▶ TASK PROMPT:
Leave out any pictures and transcribe all other data below exactly.

Saved entries
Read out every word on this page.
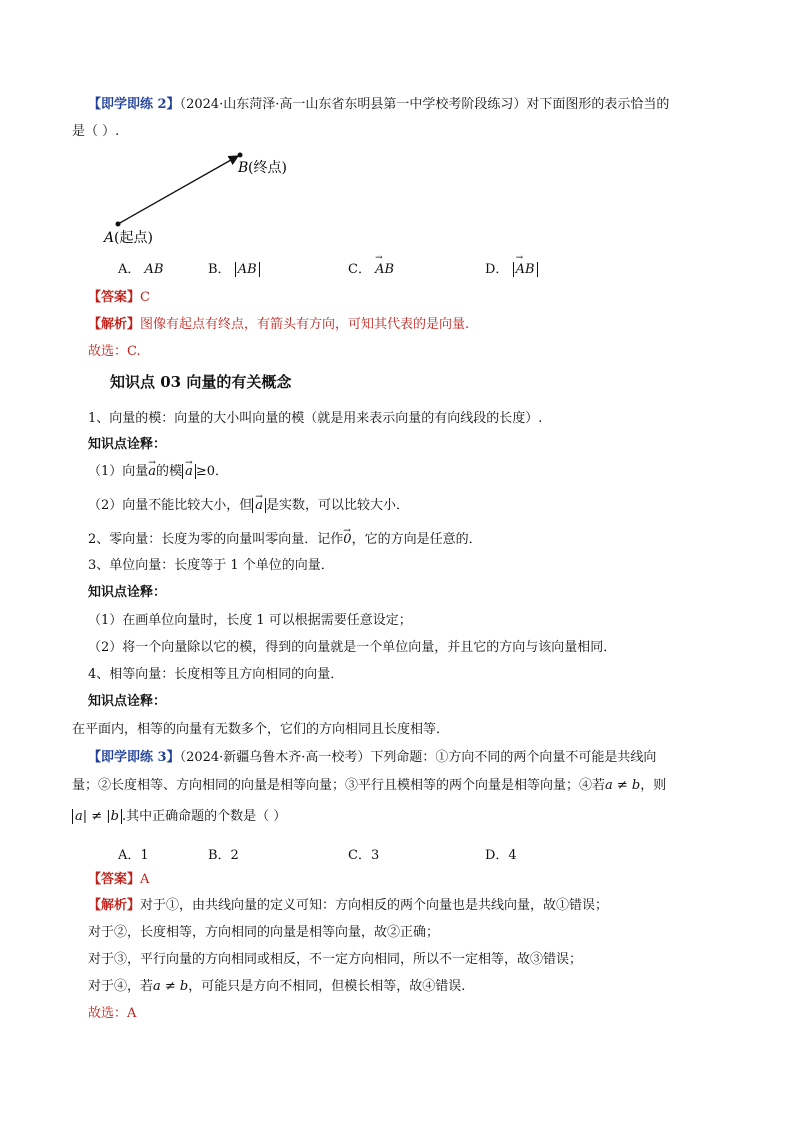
【即学即练 2】（2024·山东菏泽·高一山东省东明县第一中学校考阶段练习）对下面图形的表示恰当的
是（ ）.
B (终点)
A (起点)
A． AB	B． AB	C． → AB	D． → AB
【答案】C
【解析】图像有起点有终点，有箭头有方向，可知其代表的是向量.
故选：C.
知识点 03 向量的有关概念
1、向量的模：向量的大小叫向量的模（就是用来表示向量的有向线段的长度）.
知识点诠释：
（1）向量→ a的模 → a ≥0．
（2）向量不能比较大小，但 → a 是实数，可以比较大小．
2、零向量：长度为零的向量叫零向量．记作→ 0，它的方向是任意的．
3、单位向量：长度等于 1 个单位的向量．
知识点诠释：
（1）在画单位向量时，长度 1 可以根据需要任意设定；
（2）将一个向量除以它的模，得到的向量就是一个单位向量，并且它的方向与该向量相同．
4、相等向量：长度相等且方向相同的向量．
知识点诠释：
在平面内，相等的向量有无数多个，它们的方向相同且长度相等．
【即学即练 3】（2024·新疆乌鲁木齐·高一校考）下列命题：①方向不同的两个向量不可能是共线向
量；②长度相等、方向相同的向量是相等向量；③平行且模相等的两个向量是相等向量；④若a ≠ b，则
a| ≠ |b .其中正确命题的个数是（ ）
A．1	B．2	C．3	D．4
【答案】A
【解析】对于①，由共线向量的定义可知：方向相反的两个向量也是共线向量，故①错误；
对于②，长度相等，方向相同的向量是相等向量，故②正确；
对于③，平行向量的方向相同或相反，不一定方向相同，所以不一定相等，故③错误；
对于④，若a ≠ b，可能只是方向不相同，但模长相等，故④错误.
故选：A
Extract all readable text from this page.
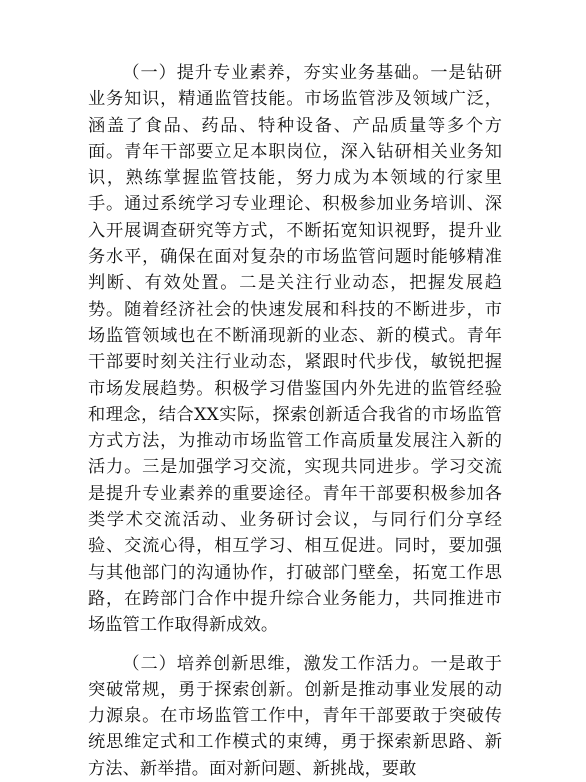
（一）提升专业素养，夯实业务基础。一是钻研业务知识，精通监管技能。市场监管涉及领域广泛，涵盖了食品、药品、特种设备、产品质量等多个方面。青年干部要立足本职岗位，深入钻研相关业务知识，熟练掌握监管技能，努力成为本领域的行家里手。通过系统学习专业理论、积极参加业务培训、深入开展调查研究等方式，不断拓宽知识视野，提升业务水平，确保在面对复杂的市场监管问题时能够精准判断、有效处置。二是关注行业动态，把握发展趋势。随着经济社会的快速发展和科技的不断进步，市场监管领域也在不断涌现新的业态、新的模式。青年干部要时刻关注行业动态，紧跟时代步伐，敏锐把握市场发展趋势。积极学习借鉴国内外先进的监管经验和理念，结合XX实际，探索创新适合我省的市场监管方式方法，为推动市场监管工作高质量发展注入新的活力。三是加强学习交流，实现共同进步。学习交流是提升专业素养的重要途径。青年干部要积极参加各类学术交流活动、业务研讨会议，与同行们分享经验、交流心得，相互学习、相互促进。同时，要加强与其他部门的沟通协作，打破部门壁垒，拓宽工作思路，在跨部门合作中提升综合业务能力，共同推进市场监管工作取得新成效。

（二）培养创新思维，激发工作活力。一是敢于突破常规，勇于探索创新。创新是推动事业发展的动力源泉。在市场监管工作中，青年干部要敢于突破传统思维定式和工作模式的束缚，勇于探索新思路、新方法、新举措。面对新问题、新挑战，要敢
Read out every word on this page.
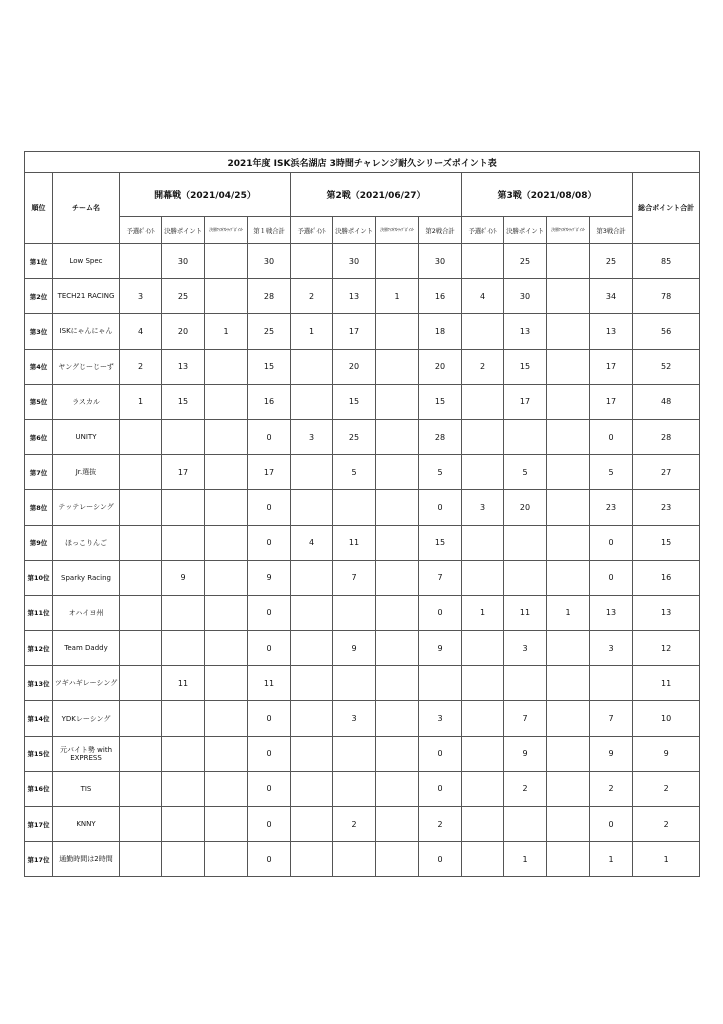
2021年度 ISK浜名湖店 3時間チャレンジ耐久シリーズポイント表														
順位	チーム名	開幕戦（2021/04/25）				第2戦（2021/06/27）				第3戦（2021/08/08）				総合ポイント合計
		予選ﾎﾟｲﾝﾄ	決勝ポイント	決勝ﾌｧｽﾃｽﾄﾗｯﾌﾟﾎﾟｲﾝﾄ	第１戦合計	予選ﾎﾟｲﾝﾄ	決勝ポイント	決勝ﾌｧｽﾃｽﾄﾗｯﾌﾟﾎﾟｲﾝﾄ	第2戦合計	予選ﾎﾟｲﾝﾄ	決勝ポイント	決勝ﾌｧｽﾃｽﾄﾗｯﾌﾟﾎﾟｲﾝﾄ	第3戦合計	
第1位	Low Spec		30		30		30		30		25		25	85
第2位	TECH21 RACING	3	25		28	2	13	1	16	4	30		34	78
第3位	ISKにゃんにゃん	4	20	1	25	1	17		18		13		13	56
第4位	ヤングじーじーず	2	13		15		20		20	2	15		17	52
第5位	ラスカル	1	15		16		15		15		17		17	48
第6位	UNITY				0	3	25		28				0	28
第7位	Jr.選抜		17		17		5		5		5		5	27
第8位	テッテレーシング				0				0	3	20		23	23
第9位	ほっこりんご				0	4	11		15				0	15
第10位	Sparky Racing		9		9		7		7				0	16
第11位	オハイヨ州				0				0	1	11	1	13	13
第12位	Team Daddy				0		9		9		3		3	12
第13位	ツギハギレーシング		11		11									11
第14位	YDKレーシング				0		3		3		7		7	10
第15位	元バイト勢 with EXPRESS				0				0		9		9	9
第16位	TIS				0				0		2		2	2
第17位	KNNY				0		2		2				0	2
第17位	通勤時間は2時間				0				0		1		1	1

▶ RIGHT ANSWER:
Read out every word on this page.
【即学即练 2】（2024·山东菏泽·高一山东省东明县第一中学校考阶段练习）对下面图形的表示恰当的
是（ ）.
B (终点)
A (起点)
A． AB	B． AB	C． → AB	D． → AB
【答案】C
【解析】图像有起点有终点，有箭头有方向，可知其代表的是向量.
故选：C.
知识点 03 向量的有关概念
1、向量的模：向量的大小叫向量的模（就是用来表示向量的有向线段的长度）.
知识点诠释：
（1）向量→ a的模 → a ≥0．
（2）向量不能比较大小，但 → a 是实数，可以比较大小．
2、零向量：长度为零的向量叫零向量．记作→ 0，它的方向是任意的．
3、单位向量：长度等于 1 个单位的向量．
知识点诠释：
（1）在画单位向量时，长度 1 可以根据需要任意设定；
（2）将一个向量除以它的模，得到的向量就是一个单位向量，并且它的方向与该向量相同．
4、相等向量：长度相等且方向相同的向量．
知识点诠释：
在平面内，相等的向量有无数多个，它们的方向相同且长度相等．
【即学即练 3】（2024·新疆乌鲁木齐·高一校考）下列命题：①方向不同的两个向量不可能是共线向
量；②长度相等、方向相同的向量是相等向量；③平行且模相等的两个向量是相等向量；④若a ≠ b，则
a| ≠ |b .其中正确命题的个数是（ ）
A．1	B．2	C．3	D．4
【答案】A
【解析】对于①，由共线向量的定义可知：方向相反的两个向量也是共线向量，故①错误；
对于②，长度相等，方向相同的向量是相等向量，故②正确；
对于③，平行向量的方向相同或相反，不一定方向相同，所以不一定相等，故③错误；
对于④，若a ≠ b，可能只是方向不相同，但模长相等，故④错误.
故选：A
Extract all readable text from this page.
（一）提升专业素养，夯实业务基础。一是钻研业务知识，精通监管技能。市场监管涉及领域广泛，涵盖了食品、药品、特种设备、产品质量等多个方面。青年干部要立足本职岗位，深入钻研相关业务知识，熟练掌握监管技能，努力成为本领域的行家里手。通过系统学习专业理论、积极参加业务培训、深入开展调查研究等方式，不断拓宽知识视野，提升业务水平，确保在面对复杂的市场监管问题时能够精准判断、有效处置。二是关注行业动态，把握发展趋势。随着经济社会的快速发展和科技的不断进步，市场监管领域也在不断涌现新的业态、新的模式。青年干部要时刻关注行业动态，紧跟时代步伐，敏锐把握市场发展趋势。积极学习借鉴国内外先进的监管经验和理念，结合XX实际，探索创新适合我省的市场监管方式方法，为推动市场监管工作高质量发展注入新的活力。三是加强学习交流，实现共同进步。学习交流是提升专业素养的重要途径。青年干部要积极参加各类学术交流活动、业务研讨会议，与同行们分享经验、交流心得，相互学习、相互促进。同时，要加强与其他部门的沟通协作，打破部门壁垒，拓宽工作思路，在跨部门合作中提升综合业务能力，共同推进市场监管工作取得新成效。

（二）培养创新思维，激发工作活力。一是敢于突破常规，勇于探索创新。创新是推动事业发展的动力源泉。在市场监管工作中，青年干部要敢于突破传统思维定式和工作模式的束缚，勇于探索新思路、新方法、新举措。面对新问题、新挑战，要敢
Read out every word on this page.
2021年度 ISK浜名湖店 3時間チャレンジ耐久シリーズポイント表														
順位	チーム名	開幕戦（2021/04/25）				第2戦（2021/06/27）				第3戦（2021/08/08）				総合ポイント合計
		予選ﾎﾟｲﾝﾄ	決勝ポイント	決勝ﾌｧｽﾃｽﾄﾗｯﾌﾟﾎﾟｲﾝﾄ	第１戦合計	予選ﾎﾟｲﾝﾄ	決勝ポイント	決勝ﾌｧｽﾃｽﾄﾗｯﾌﾟﾎﾟｲﾝﾄ	第2戦合計	予選ﾎﾟｲﾝﾄ	決勝ポイント	決勝ﾌｧｽﾃｽﾄﾗｯﾌﾟﾎﾟｲﾝﾄ	第3戦合計	
第1位	Low Spec		30		30		30		30		25		25	85
第2位	TECH21 RACING	3	25		28	2	13	1	16	4	30		34	78
第3位	ISKにゃんにゃん	4	20	1	25	1	17		18		13		13	56
第4位	ヤングじーじーず	2	13		15		20		20	2	15		17	52
第5位	ラスカル	1	15		16		15		15		17		17	48
第6位	UNITY				0	3	25		28				0	28
第7位	Jr.選抜		17		17		5		5		5		5	27
第8位	テッテレーシング				0				0	3	20		23	23
第9位	ほっこりんご				0	4	11		15				0	15
第10位	Sparky Racing		9		9		7		7				0	16
第11位	オハイヨ州				0				0	1	11	1	13	13
第12位	Team Daddy				0		9		9		3		3	12
第13位	ツギハギレーシング		11		11									11
第14位	YDKレーシング				0		3		3		7		7	10
第15位	元バイト勢 with EXPRESS				0				0		9		9	9
第16位	TIS				0				0		2		2	2
第17位	KNNY				0		2		2				0	2
第17位	通勤時間は2時間				0				0		1		1	1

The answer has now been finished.